§ Task
Go through the records and copy each line where the word "source" occurs.

§ Material for this task
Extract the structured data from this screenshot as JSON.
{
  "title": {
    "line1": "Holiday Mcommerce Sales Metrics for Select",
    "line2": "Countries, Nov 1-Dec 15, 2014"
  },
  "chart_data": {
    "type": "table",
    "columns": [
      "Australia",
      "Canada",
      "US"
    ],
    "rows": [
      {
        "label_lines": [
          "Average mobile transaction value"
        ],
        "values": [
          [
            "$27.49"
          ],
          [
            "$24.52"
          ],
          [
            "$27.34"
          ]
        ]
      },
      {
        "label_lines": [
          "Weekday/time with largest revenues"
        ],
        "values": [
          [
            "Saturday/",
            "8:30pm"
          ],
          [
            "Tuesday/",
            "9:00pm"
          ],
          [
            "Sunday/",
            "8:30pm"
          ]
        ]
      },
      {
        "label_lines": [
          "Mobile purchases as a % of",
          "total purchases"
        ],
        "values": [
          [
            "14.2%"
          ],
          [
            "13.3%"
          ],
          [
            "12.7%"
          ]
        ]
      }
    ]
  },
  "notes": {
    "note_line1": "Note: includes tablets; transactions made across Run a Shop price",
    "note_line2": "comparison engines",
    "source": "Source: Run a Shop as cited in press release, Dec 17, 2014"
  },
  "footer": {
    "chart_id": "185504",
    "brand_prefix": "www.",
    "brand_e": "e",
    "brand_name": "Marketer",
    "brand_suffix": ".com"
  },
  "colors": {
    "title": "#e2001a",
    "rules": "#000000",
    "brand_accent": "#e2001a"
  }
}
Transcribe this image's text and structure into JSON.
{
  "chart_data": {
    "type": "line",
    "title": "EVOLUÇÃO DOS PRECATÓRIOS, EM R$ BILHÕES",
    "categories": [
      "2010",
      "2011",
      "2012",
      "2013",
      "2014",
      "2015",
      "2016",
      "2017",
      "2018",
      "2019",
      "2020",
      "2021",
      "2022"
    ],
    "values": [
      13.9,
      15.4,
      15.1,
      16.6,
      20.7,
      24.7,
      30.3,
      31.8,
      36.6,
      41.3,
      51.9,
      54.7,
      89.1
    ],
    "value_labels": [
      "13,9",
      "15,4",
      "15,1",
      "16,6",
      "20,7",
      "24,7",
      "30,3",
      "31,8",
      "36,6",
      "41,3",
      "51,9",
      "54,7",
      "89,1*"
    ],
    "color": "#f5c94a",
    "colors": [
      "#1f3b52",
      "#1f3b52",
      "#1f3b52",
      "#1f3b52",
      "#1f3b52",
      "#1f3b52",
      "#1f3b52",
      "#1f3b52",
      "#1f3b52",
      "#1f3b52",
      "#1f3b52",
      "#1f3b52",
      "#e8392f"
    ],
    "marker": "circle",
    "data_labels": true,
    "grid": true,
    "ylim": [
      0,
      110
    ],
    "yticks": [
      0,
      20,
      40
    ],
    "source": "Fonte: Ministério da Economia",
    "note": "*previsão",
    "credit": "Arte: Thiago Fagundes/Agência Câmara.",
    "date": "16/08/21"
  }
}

§ Result
    "source": "Source: Run a Shop as cited in press release, Dec 17, 2014"
    "source": "Fonte: Ministério da Economia",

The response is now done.